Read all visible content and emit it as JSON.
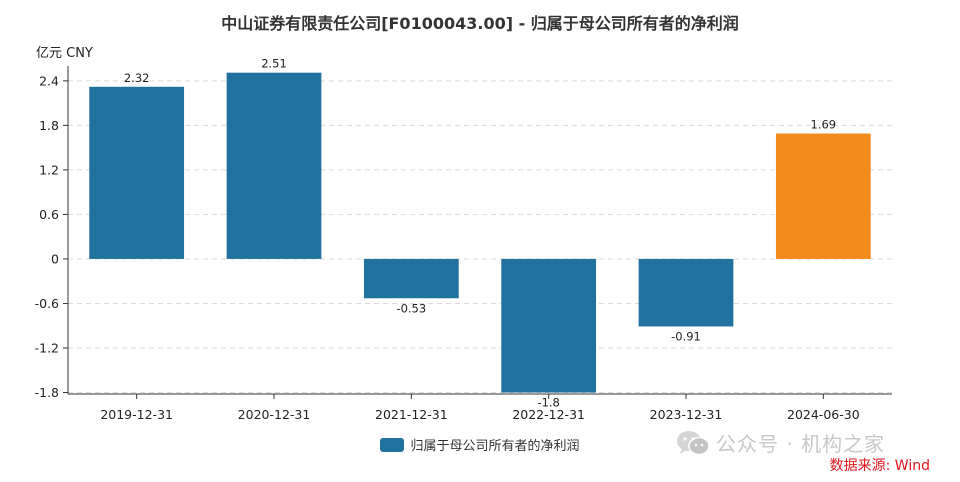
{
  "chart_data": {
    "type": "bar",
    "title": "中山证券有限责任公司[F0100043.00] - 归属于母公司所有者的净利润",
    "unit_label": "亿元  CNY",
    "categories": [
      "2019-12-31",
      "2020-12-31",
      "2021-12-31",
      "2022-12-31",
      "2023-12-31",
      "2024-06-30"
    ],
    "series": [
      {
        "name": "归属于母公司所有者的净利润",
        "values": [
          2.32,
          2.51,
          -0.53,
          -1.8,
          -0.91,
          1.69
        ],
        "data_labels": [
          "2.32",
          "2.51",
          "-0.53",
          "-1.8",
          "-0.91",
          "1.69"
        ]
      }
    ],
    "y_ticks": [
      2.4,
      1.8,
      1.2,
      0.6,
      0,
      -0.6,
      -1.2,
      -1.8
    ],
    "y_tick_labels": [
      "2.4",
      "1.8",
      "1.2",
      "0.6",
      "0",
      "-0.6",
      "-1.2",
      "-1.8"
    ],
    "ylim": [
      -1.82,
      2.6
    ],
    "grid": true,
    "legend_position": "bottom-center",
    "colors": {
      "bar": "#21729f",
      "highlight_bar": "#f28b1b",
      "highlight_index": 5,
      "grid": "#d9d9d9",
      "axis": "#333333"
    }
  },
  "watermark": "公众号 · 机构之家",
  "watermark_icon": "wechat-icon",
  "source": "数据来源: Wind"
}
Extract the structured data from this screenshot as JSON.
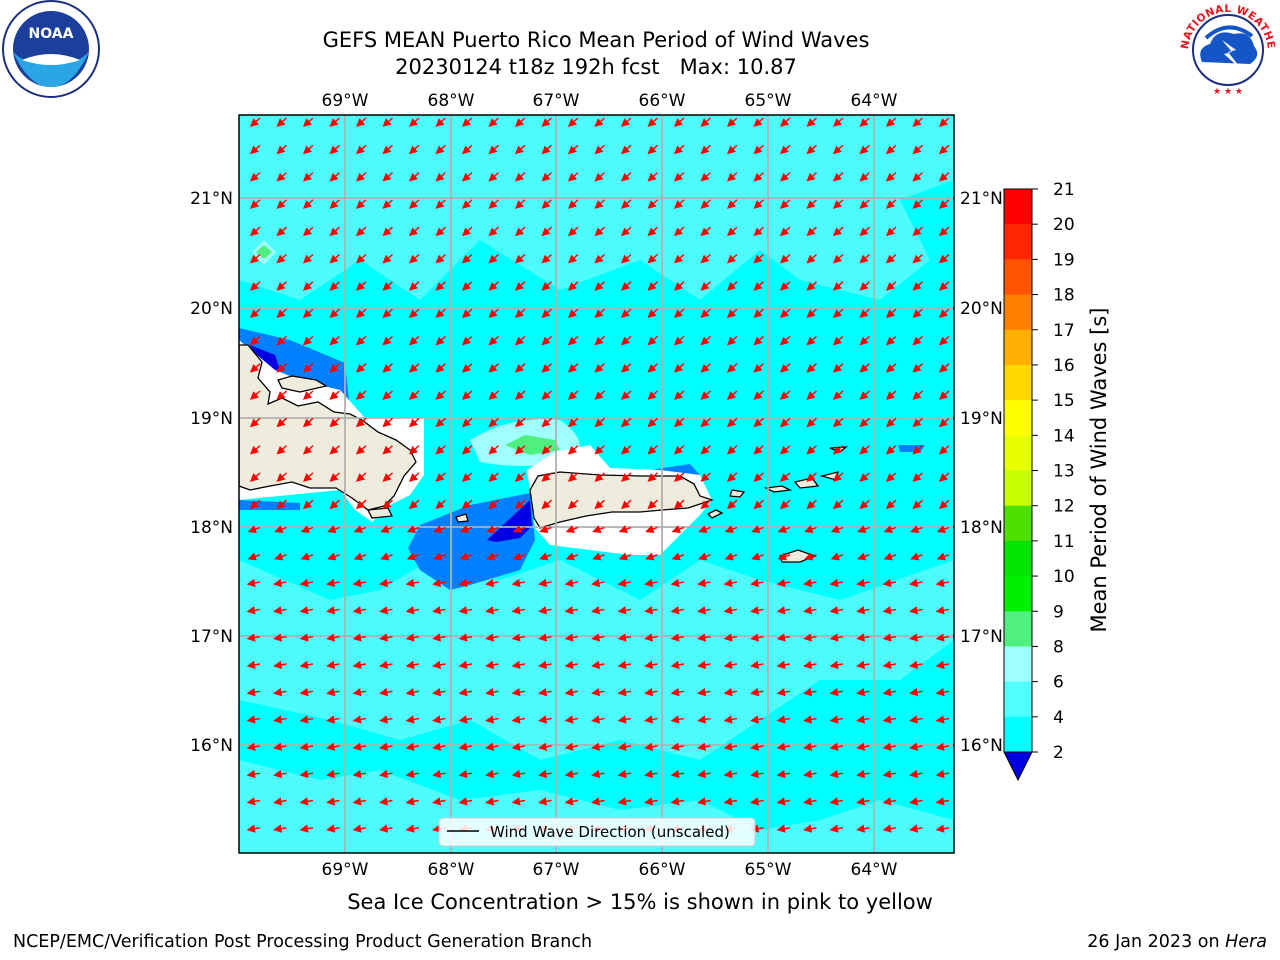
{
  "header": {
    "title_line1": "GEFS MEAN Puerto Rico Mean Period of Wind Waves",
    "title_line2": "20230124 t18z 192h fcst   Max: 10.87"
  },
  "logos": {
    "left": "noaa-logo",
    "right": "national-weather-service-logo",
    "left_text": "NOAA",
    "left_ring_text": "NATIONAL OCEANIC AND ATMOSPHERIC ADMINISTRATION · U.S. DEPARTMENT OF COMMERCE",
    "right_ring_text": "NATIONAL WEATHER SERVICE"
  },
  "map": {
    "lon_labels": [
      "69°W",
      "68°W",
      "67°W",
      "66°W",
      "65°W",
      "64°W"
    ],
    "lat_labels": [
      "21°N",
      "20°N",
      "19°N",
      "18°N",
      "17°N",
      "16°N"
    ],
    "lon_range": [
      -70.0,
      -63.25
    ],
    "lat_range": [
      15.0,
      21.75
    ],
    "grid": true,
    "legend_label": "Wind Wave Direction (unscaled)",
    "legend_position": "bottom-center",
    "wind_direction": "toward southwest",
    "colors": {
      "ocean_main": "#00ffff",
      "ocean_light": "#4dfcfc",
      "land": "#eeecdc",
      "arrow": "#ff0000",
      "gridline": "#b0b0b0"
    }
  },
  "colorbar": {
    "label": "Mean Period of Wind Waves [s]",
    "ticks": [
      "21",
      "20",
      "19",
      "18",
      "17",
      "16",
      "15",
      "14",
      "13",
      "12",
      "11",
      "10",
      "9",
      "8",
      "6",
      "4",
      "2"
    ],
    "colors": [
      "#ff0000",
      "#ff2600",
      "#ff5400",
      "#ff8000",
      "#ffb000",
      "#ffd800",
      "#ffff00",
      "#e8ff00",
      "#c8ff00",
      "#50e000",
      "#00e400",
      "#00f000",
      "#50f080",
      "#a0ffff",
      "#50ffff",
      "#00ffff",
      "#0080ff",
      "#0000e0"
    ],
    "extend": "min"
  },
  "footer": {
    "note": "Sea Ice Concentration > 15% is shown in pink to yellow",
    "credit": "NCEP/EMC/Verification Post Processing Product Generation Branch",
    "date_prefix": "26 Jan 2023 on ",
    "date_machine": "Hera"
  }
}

EXERCISE BRIEF ▸
Take every line above carrying "Mean" and return it.

SOLVED PROBLEM ▸
    "title_line1": "GEFS MEAN Puerto Rico Mean Period of Wind Waves",
    "label": "Mean Period of Wind Waves [s]",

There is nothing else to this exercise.